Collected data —
***

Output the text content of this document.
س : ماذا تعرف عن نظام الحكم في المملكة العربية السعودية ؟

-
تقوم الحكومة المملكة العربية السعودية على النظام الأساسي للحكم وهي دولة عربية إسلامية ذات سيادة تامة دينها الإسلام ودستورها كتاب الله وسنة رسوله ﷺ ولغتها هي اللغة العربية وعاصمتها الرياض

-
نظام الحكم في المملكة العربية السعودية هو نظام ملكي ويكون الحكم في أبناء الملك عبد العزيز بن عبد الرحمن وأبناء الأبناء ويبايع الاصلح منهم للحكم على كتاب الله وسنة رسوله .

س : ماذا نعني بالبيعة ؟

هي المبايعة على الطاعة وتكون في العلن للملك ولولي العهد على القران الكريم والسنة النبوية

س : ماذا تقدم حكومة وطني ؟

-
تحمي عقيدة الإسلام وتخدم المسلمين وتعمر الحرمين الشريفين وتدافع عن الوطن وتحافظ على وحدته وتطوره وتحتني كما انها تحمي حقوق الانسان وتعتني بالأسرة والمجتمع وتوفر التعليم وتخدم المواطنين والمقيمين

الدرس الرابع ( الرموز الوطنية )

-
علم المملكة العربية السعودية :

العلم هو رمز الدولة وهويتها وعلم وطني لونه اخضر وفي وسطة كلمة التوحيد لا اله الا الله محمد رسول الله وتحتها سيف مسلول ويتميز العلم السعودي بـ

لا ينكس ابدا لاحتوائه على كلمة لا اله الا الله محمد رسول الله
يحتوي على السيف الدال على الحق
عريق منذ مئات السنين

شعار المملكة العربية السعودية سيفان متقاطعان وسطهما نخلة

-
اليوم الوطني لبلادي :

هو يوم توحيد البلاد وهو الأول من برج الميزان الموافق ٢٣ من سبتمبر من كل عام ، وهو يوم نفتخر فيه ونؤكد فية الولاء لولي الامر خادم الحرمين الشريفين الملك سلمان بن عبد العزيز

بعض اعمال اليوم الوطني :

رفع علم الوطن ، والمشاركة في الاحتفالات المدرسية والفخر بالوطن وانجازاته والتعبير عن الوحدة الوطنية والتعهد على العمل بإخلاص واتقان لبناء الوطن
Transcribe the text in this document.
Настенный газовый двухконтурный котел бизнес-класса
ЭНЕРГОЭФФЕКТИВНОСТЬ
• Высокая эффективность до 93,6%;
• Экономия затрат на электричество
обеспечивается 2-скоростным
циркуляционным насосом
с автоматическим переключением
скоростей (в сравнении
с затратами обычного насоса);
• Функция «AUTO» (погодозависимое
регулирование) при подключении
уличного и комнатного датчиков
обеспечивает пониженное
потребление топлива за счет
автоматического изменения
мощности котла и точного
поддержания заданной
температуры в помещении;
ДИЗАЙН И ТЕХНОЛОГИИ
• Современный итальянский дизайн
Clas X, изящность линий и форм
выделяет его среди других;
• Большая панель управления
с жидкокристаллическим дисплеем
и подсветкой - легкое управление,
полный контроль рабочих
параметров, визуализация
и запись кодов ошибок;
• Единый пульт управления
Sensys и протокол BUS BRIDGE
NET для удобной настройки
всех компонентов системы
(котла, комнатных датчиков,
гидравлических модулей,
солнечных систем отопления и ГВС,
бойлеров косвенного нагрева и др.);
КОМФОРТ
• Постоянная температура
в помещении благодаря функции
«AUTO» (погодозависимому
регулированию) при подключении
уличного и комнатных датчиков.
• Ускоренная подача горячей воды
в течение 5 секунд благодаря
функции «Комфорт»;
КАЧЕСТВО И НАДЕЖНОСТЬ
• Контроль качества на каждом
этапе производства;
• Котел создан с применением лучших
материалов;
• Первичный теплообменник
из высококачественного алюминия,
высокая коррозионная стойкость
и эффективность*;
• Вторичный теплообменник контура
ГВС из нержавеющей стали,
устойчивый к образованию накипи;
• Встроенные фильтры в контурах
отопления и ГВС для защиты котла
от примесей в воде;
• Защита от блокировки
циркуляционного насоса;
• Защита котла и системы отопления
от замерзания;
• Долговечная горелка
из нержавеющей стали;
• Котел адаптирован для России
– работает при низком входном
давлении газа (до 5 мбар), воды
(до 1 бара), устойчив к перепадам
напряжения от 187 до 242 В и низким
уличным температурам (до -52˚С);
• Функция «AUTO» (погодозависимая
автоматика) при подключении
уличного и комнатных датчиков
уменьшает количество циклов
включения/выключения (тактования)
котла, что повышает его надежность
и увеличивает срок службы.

***

EXERCISE GOAL — Please set down all the data word for word.

OUTPUT OF THE TASK —
Output the text content of this document.
س : ماذا تعرف عن نظام الحكم في المملكة العربية السعودية ؟

-
تقوم الحكومة المملكة العربية السعودية على النظام الأساسي للحكم وهي دولة عربية إسلامية ذات سيادة تامة دينها الإسلام ودستورها كتاب الله وسنة رسوله ﷺ ولغتها هي اللغة العربية وعاصمتها الرياض

-
نظام الحكم في المملكة العربية السعودية هو نظام ملكي ويكون الحكم في أبناء الملك عبد العزيز بن عبد الرحمن وأبناء الأبناء ويبايع الاصلح منهم للحكم على كتاب الله وسنة رسوله .

س : ماذا نعني بالبيعة ؟

هي المبايعة على الطاعة وتكون في العلن للملك ولولي العهد على القران الكريم والسنة النبوية

س : ماذا تقدم حكومة وطني ؟

-
تحمي عقيدة الإسلام وتخدم المسلمين وتعمر الحرمين الشريفين وتدافع عن الوطن وتحافظ على وحدته وتطوره وتحتني كما انها تحمي حقوق الانسان وتعتني بالأسرة والمجتمع وتوفر التعليم وتخدم المواطنين والمقيمين

الدرس الرابع ( الرموز الوطنية )

-
علم المملكة العربية السعودية :

العلم هو رمز الدولة وهويتها وعلم وطني لونه اخضر وفي وسطة كلمة التوحيد لا اله الا الله محمد رسول الله وتحتها سيف مسلول ويتميز العلم السعودي بـ

لا ينكس ابدا لاحتوائه على كلمة لا اله الا الله محمد رسول الله
يحتوي على السيف الدال على الحق
عريق منذ مئات السنين

شعار المملكة العربية السعودية سيفان متقاطعان وسطهما نخلة

-
اليوم الوطني لبلادي :

هو يوم توحيد البلاد وهو الأول من برج الميزان الموافق ٢٣ من سبتمبر من كل عام ، وهو يوم نفتخر فيه ونؤكد فية الولاء لولي الامر خادم الحرمين الشريفين الملك سلمان بن عبد العزيز

بعض اعمال اليوم الوطني :

رفع علم الوطن ، والمشاركة في الاحتفالات المدرسية والفخر بالوطن وانجازاته والتعبير عن الوحدة الوطنية والتعهد على العمل بإخلاص واتقان لبناء الوطن
Transcribe the text in this document.
Настенный газовый двухконтурный котел бизнес-класса
ЭНЕРГОЭФФЕКТИВНОСТЬ
• Высокая эффективность до 93,6%;
• Экономия затрат на электричество
обеспечивается 2-скоростным
циркуляционным насосом
с автоматическим переключением
скоростей (в сравнении
с затратами обычного насоса);
• Функция «AUTO» (погодозависимое
регулирование) при подключении
уличного и комнатного датчиков
обеспечивает пониженное
потребление топлива за счет
автоматического изменения
мощности котла и точного
поддержания заданной
температуры в помещении;
ДИЗАЙН И ТЕХНОЛОГИИ
• Современный итальянский дизайн
Clas X, изящность линий и форм
выделяет его среди других;
• Большая панель управления
с жидкокристаллическим дисплеем
и подсветкой - легкое управление,
полный контроль рабочих
параметров, визуализация
и запись кодов ошибок;
• Единый пульт управления
Sensys и протокол BUS BRIDGE
NET для удобной настройки
всех компонентов системы
(котла, комнатных датчиков,
гидравлических модулей,
солнечных систем отопления и ГВС,
бойлеров косвенного нагрева и др.);
КОМФОРТ
• Постоянная температура
в помещении благодаря функции
«AUTO» (погодозависимому
регулированию) при подключении
уличного и комнатных датчиков.
• Ускоренная подача горячей воды
в течение 5 секунд благодаря
функции «Комфорт»;
КАЧЕСТВО И НАДЕЖНОСТЬ
• Контроль качества на каждом
этапе производства;
• Котел создан с применением лучших
материалов;
• Первичный теплообменник
из высококачественного алюминия,
высокая коррозионная стойкость
и эффективность*;
• Вторичный теплообменник контура
ГВС из нержавеющей стали,
устойчивый к образованию накипи;
• Встроенные фильтры в контурах
отопления и ГВС для защиты котла
от примесей в воде;
• Защита от блокировки
циркуляционного насоса;
• Защита котла и системы отопления
от замерзания;
• Долговечная горелка
из нержавеющей стали;
• Котел адаптирован для России
– работает при низком входном
давлении газа (до 5 мбар), воды
(до 1 бара), устойчив к перепадам
напряжения от 187 до 242 В и низким
уличным температурам (до -52˚С);
• Функция «AUTO» (погодозависимая
автоматика) при подключении
уличного и комнатных датчиков
уменьшает количество циклов
включения/выключения (тактования)
котла, что повышает его надежность
и увеличивает срок службы.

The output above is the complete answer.